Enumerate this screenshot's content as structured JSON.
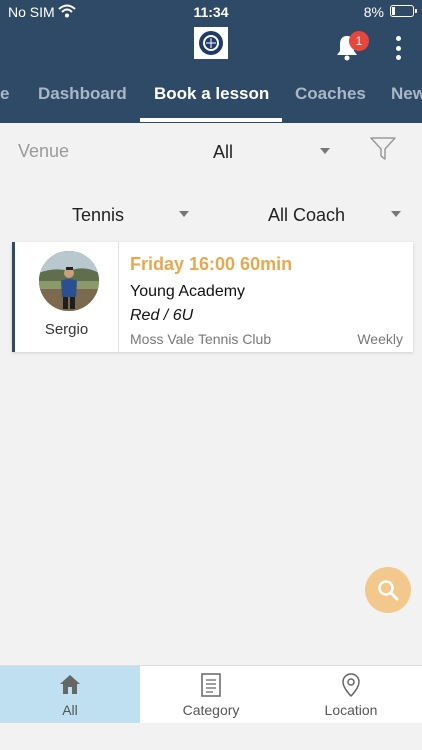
{
  "status_bar": {
    "carrier": "No SIM",
    "time": "11:34",
    "battery": "8%"
  },
  "notifications": {
    "count": "1"
  },
  "tabs": [
    {
      "label": "e"
    },
    {
      "label": "Dashboard"
    },
    {
      "label": "Book a lesson"
    },
    {
      "label": "Coaches"
    },
    {
      "label": "New"
    }
  ],
  "filters": {
    "venue_label": "Venue",
    "venue_value": "All",
    "sport_value": "Tennis",
    "coach_value": "All Coach"
  },
  "lesson": {
    "coach": "Sergio",
    "time": "Friday 16:00 60min",
    "name": "Young Academy",
    "level": "Red / 6U",
    "venue": "Moss Vale Tennis Club",
    "frequency": "Weekly"
  },
  "bottom_nav": [
    {
      "label": "All"
    },
    {
      "label": "Category"
    },
    {
      "label": "Location"
    }
  ],
  "colors": {
    "header": "#2e4a66",
    "accent": "#e9a84f",
    "badge": "#e8453c",
    "nav_active": "#bfe0f0"
  }
}
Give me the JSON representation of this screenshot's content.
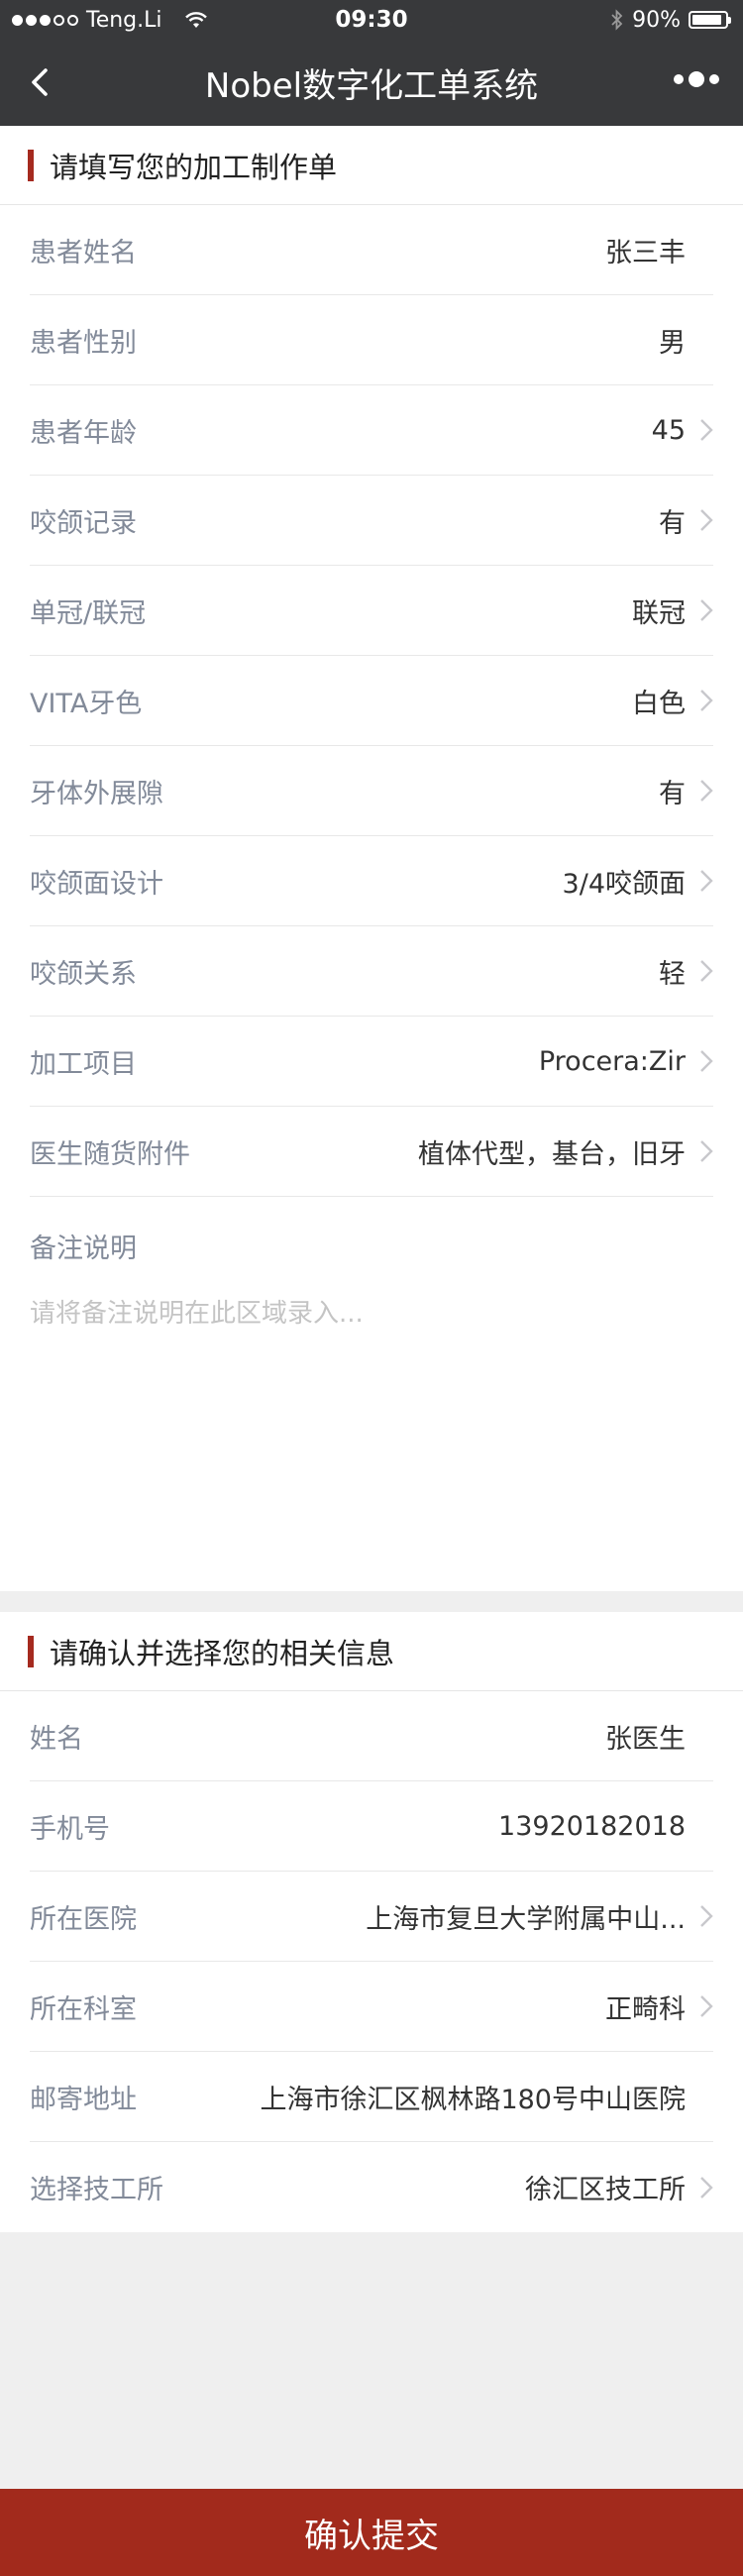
{
  "status_bar": {
    "carrier": "Teng.Li",
    "time": "09:30",
    "battery_percent": "90%",
    "battery_level": 0.9,
    "signal_bars_filled": 3,
    "signal_bars_total": 5
  },
  "nav": {
    "title": "Nobel数字化工单系统"
  },
  "order_section": {
    "title": "请填写您的加工制作单",
    "rows": [
      {
        "label": "患者姓名",
        "value": "张三丰",
        "chevron": false
      },
      {
        "label": "患者性别",
        "value": "男",
        "chevron": false
      },
      {
        "label": "患者年龄",
        "value": "45",
        "chevron": true
      },
      {
        "label": "咬颌记录",
        "value": "有",
        "chevron": true
      },
      {
        "label": "单冠/联冠",
        "value": "联冠",
        "chevron": true
      },
      {
        "label": "VITA牙色",
        "value": "白色",
        "chevron": true
      },
      {
        "label": "牙体外展隙",
        "value": "有",
        "chevron": true
      },
      {
        "label": "咬颌面设计",
        "value": "3/4咬颌面",
        "chevron": true
      },
      {
        "label": "咬颌关系",
        "value": "轻",
        "chevron": true
      },
      {
        "label": "加工项目",
        "value": "Procera:Zir",
        "chevron": true
      },
      {
        "label": "医生随货附件",
        "value": "植体代型，基台，旧牙",
        "chevron": true
      }
    ],
    "remarks": {
      "label": "备注说明",
      "placeholder": "请将备注说明在此区域录入...",
      "value": ""
    }
  },
  "info_section": {
    "title": "请确认并选择您的相关信息",
    "rows": [
      {
        "label": "姓名",
        "value": "张医生",
        "chevron": false
      },
      {
        "label": "手机号",
        "value": "13920182018",
        "chevron": false
      },
      {
        "label": "所在医院",
        "value": "上海市复旦大学附属中山...",
        "chevron": true
      },
      {
        "label": "所在科室",
        "value": "正畸科",
        "chevron": true
      },
      {
        "label": "邮寄地址",
        "value": "上海市徐汇区枫林路180号中山医院",
        "chevron": false
      },
      {
        "label": "选择技工所",
        "value": "徐汇区技工所",
        "chevron": true
      }
    ]
  },
  "submit": {
    "label": "确认提交"
  },
  "colors": {
    "header_bg": "#38393b",
    "accent": "#a52a1f",
    "submit_bg": "#a22a1c",
    "label_text": "#828a99"
  }
}
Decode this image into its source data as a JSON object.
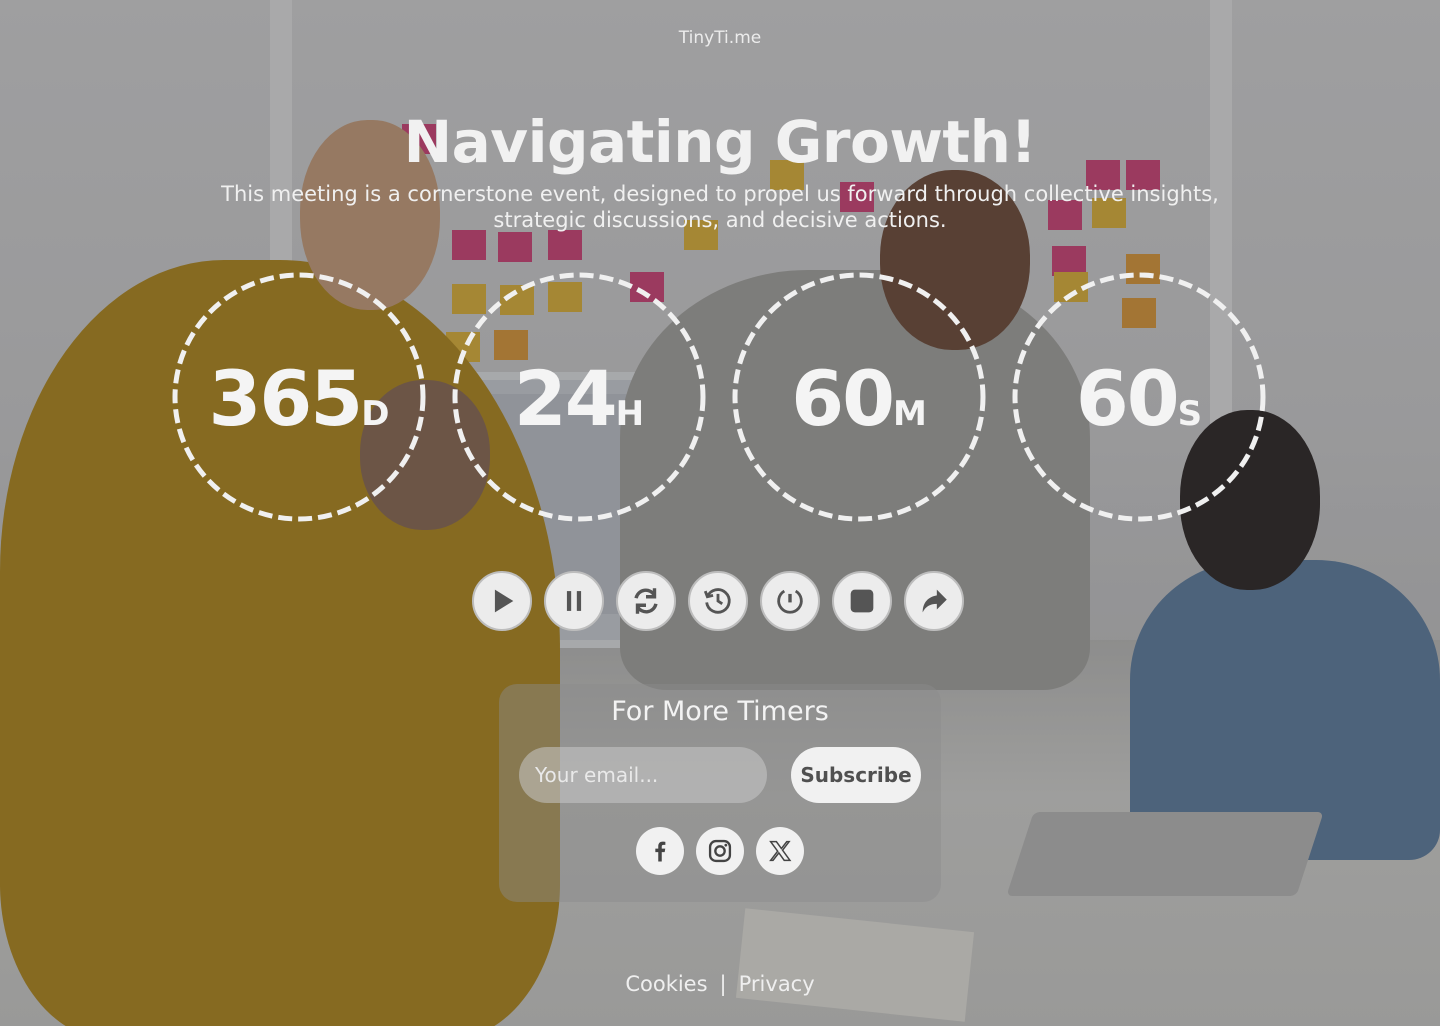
{
  "brand": "TinyTi.me",
  "title": "Navigating Growth!",
  "subtitle": "This meeting is a cornerstone event, designed to propel us forward through collective insights, strategic discussions, and decisive actions.",
  "timers": [
    {
      "value": "365",
      "unit": "D"
    },
    {
      "value": "24",
      "unit": "H"
    },
    {
      "value": "60",
      "unit": "M"
    },
    {
      "value": "60",
      "unit": "S"
    }
  ],
  "controls": [
    "play-icon",
    "pause-icon",
    "refresh-icon",
    "history-icon",
    "timer-reset-icon",
    "stop-icon",
    "share-icon"
  ],
  "subscribe": {
    "heading": "For More Timers",
    "email_placeholder": "Your email...",
    "button_label": "Subscribe"
  },
  "social": [
    "facebook-icon",
    "instagram-icon",
    "x-icon"
  ],
  "footer": {
    "cookies": "Cookies",
    "separator": "|",
    "privacy": "Privacy"
  }
}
== == ==
→ **WORK TO COMPLETE**: Your copy should repeat each entry above exactly but contain no pictures.

→ **OUTPUT BELOW**:
Enumerate this screenshot's content as structured JSON.
{
  "status_bar": {
    "carrier": "No SIM",
    "time": "11:34",
    "battery": "8%"
  },
  "notifications": {
    "count": "1"
  },
  "tabs": [
    {
      "label": "e"
    },
    {
      "label": "Dashboard"
    },
    {
      "label": "Book a lesson"
    },
    {
      "label": "Coaches"
    },
    {
      "label": "New"
    }
  ],
  "filters": {
    "venue_label": "Venue",
    "venue_value": "All",
    "sport_value": "Tennis",
    "coach_value": "All Coach"
  },
  "lesson": {
    "coach": "Sergio",
    "time": "Friday 16:00 60min",
    "name": "Young Academy",
    "level": "Red / 6U",
    "venue": "Moss Vale Tennis Club",
    "frequency": "Weekly"
  },
  "bottom_nav": [
    {
      "label": "All"
    },
    {
      "label": "Category"
    },
    {
      "label": "Location"
    }
  ],
  "colors": {
    "header": "#2e4a66",
    "accent": "#e9a84f",
    "badge": "#e8453c",
    "nav_active": "#bfe0f0"
  }
}
Give me the JSON representation of this screenshot's content.
{
  "status_bar": {
    "carrier": "Teng.Li",
    "time": "09:30",
    "battery_percent": "90%",
    "battery_level": 0.9,
    "signal_bars_filled": 3,
    "signal_bars_total": 5
  },
  "nav": {
    "title": "Nobel数字化工单系统"
  },
  "order_section": {
    "title": "请填写您的加工制作单",
    "rows": [
      {
        "label": "患者姓名",
        "value": "张三丰",
        "chevron": false
      },
      {
        "label": "患者性别",
        "value": "男",
        "chevron": false
      },
      {
        "label": "患者年龄",
        "value": "45",
        "chevron": true
      },
      {
        "label": "咬颌记录",
        "value": "有",
        "chevron": true
      },
      {
        "label": "单冠/联冠",
        "value": "联冠",
        "chevron": true
      },
      {
        "label": "VITA牙色",
        "value": "白色",
        "chevron": true
      },
      {
        "label": "牙体外展隙",
        "value": "有",
        "chevron": true
      },
      {
        "label": "咬颌面设计",
        "value": "3/4咬颌面",
        "chevron": true
      },
      {
        "label": "咬颌关系",
        "value": "轻",
        "chevron": true
      },
      {
        "label": "加工项目",
        "value": "Procera:Zir",
        "chevron": true
      },
      {
        "label": "医生随货附件",
        "value": "植体代型，基台，旧牙",
        "chevron": true
      }
    ],
    "remarks": {
      "label": "备注说明",
      "placeholder": "请将备注说明在此区域录入...",
      "value": ""
    }
  },
  "info_section": {
    "title": "请确认并选择您的相关信息",
    "rows": [
      {
        "label": "姓名",
        "value": "张医生",
        "chevron": false
      },
      {
        "label": "手机号",
        "value": "13920182018",
        "chevron": false
      },
      {
        "label": "所在医院",
        "value": "上海市复旦大学附属中山...",
        "chevron": true
      },
      {
        "label": "所在科室",
        "value": "正畸科",
        "chevron": true
      },
      {
        "label": "邮寄地址",
        "value": "上海市徐汇区枫林路180号中山医院",
        "chevron": false
      },
      {
        "label": "选择技工所",
        "value": "徐汇区技工所",
        "chevron": true
      }
    ]
  },
  "submit": {
    "label": "确认提交"
  },
  "colors": {
    "header_bg": "#38393b",
    "accent": "#a52a1f",
    "submit_bg": "#a22a1c",
    "label_text": "#828a99"
  }
}
Decode this image into its source data as a JSON object.
{
  "brand": "TinyTi.me",
  "title": "Navigating Growth!",
  "subtitle": "This meeting is a cornerstone event, designed to propel us forward through collective insights, strategic discussions, and decisive actions.",
  "timers": [
    {
      "value": "365",
      "unit": "D"
    },
    {
      "value": "24",
      "unit": "H"
    },
    {
      "value": "60",
      "unit": "M"
    },
    {
      "value": "60",
      "unit": "S"
    }
  ],
  "controls": [
    "play-icon",
    "pause-icon",
    "refresh-icon",
    "history-icon",
    "timer-reset-icon",
    "stop-icon",
    "share-icon"
  ],
  "subscribe": {
    "heading": "For More Timers",
    "email_placeholder": "Your email...",
    "button_label": "Subscribe"
  },
  "social": [
    "facebook-icon",
    "instagram-icon",
    "x-icon"
  ],
  "footer": {
    "cookies": "Cookies",
    "separator": "|",
    "privacy": "Privacy"
  }
}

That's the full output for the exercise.